▶ _INPUT MATERIAL_:
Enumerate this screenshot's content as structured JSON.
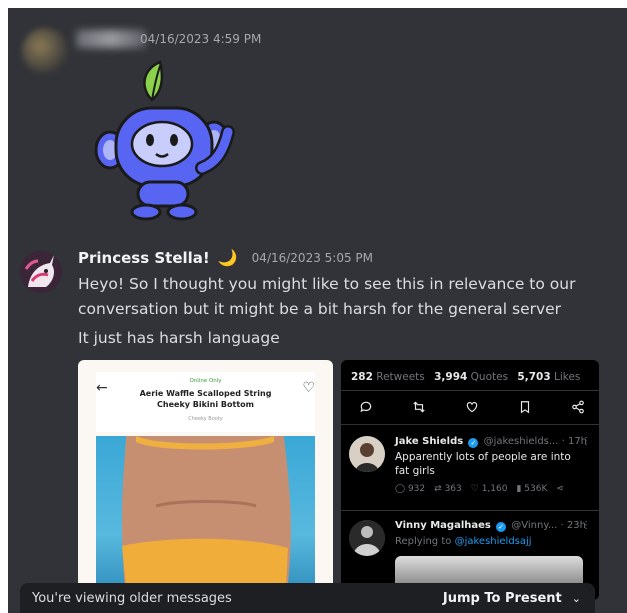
{
  "message1": {
    "timestamp": "04/16/2023 4:59 PM",
    "sticker": "wumpus-wave-sticker"
  },
  "message2": {
    "author": "Princess Stella!",
    "author_emoji": "🌙",
    "timestamp": "04/16/2023 5:05 PM",
    "lines": [
      "Heyo! So I thought you might like to see this in relevance to our conversation but it might be a bit harsh for the general server",
      "It just has harsh language"
    ]
  },
  "attachment_left": {
    "tag": "Online Only",
    "product_title": "Aerie Waffle Scalloped String Cheeky Bikini Bottom",
    "brand": "Cheeky Booty"
  },
  "attachment_right": {
    "stats": {
      "retweets": "282",
      "retweets_label": "Retweets",
      "quotes": "3,994",
      "quotes_label": "Quotes",
      "likes": "5,703",
      "likes_label": "Likes"
    },
    "tweets": [
      {
        "name": "Jake Shields",
        "handle": "@jakeshields...",
        "time": "· 17h",
        "text": "Apparently lots of people are into fat girls",
        "replies": "932",
        "retweets": "363",
        "likes": "1,160",
        "views": "536K"
      },
      {
        "name": "Vinny Magalhaes",
        "handle": "@Vinny...",
        "time": "· 23h",
        "replying_label": "Replying to",
        "replying_to": "@jakeshieldsajj"
      }
    ]
  },
  "banner": {
    "older_text": "You're viewing older messages",
    "jump_label": "Jump To Present"
  },
  "colors": {
    "background": "#313338",
    "banner": "#1e1f22",
    "link": "#1d9bf0"
  }
}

▶ _WHAT TO DO_: Except for the pictures, copy every line of the records above exactly.

▶ _TASK SOLUTION_:
Enumerate this screenshot's content as structured JSON.
{
  "message1": {
    "timestamp": "04/16/2023 4:59 PM",
    "sticker": "wumpus-wave-sticker"
  },
  "message2": {
    "author": "Princess Stella!",
    "author_emoji": "🌙",
    "timestamp": "04/16/2023 5:05 PM",
    "lines": [
      "Heyo! So I thought you might like to see this in relevance to our conversation but it might be a bit harsh for the general server",
      "It just has harsh language"
    ]
  },
  "attachment_left": {
    "tag": "Online Only",
    "product_title": "Aerie Waffle Scalloped String Cheeky Bikini Bottom",
    "brand": "Cheeky Booty"
  },
  "attachment_right": {
    "stats": {
      "retweets": "282",
      "retweets_label": "Retweets",
      "quotes": "3,994",
      "quotes_label": "Quotes",
      "likes": "5,703",
      "likes_label": "Likes"
    },
    "tweets": [
      {
        "name": "Jake Shields",
        "handle": "@jakeshields...",
        "time": "· 17h",
        "text": "Apparently lots of people are into fat girls",
        "replies": "932",
        "retweets": "363",
        "likes": "1,160",
        "views": "536K"
      },
      {
        "name": "Vinny Magalhaes",
        "handle": "@Vinny...",
        "time": "· 23h",
        "replying_label": "Replying to",
        "replying_to": "@jakeshieldsajj"
      }
    ]
  },
  "banner": {
    "older_text": "You're viewing older messages",
    "jump_label": "Jump To Present"
  },
  "colors": {
    "background": "#313338",
    "banner": "#1e1f22",
    "link": "#1d9bf0"
  }
}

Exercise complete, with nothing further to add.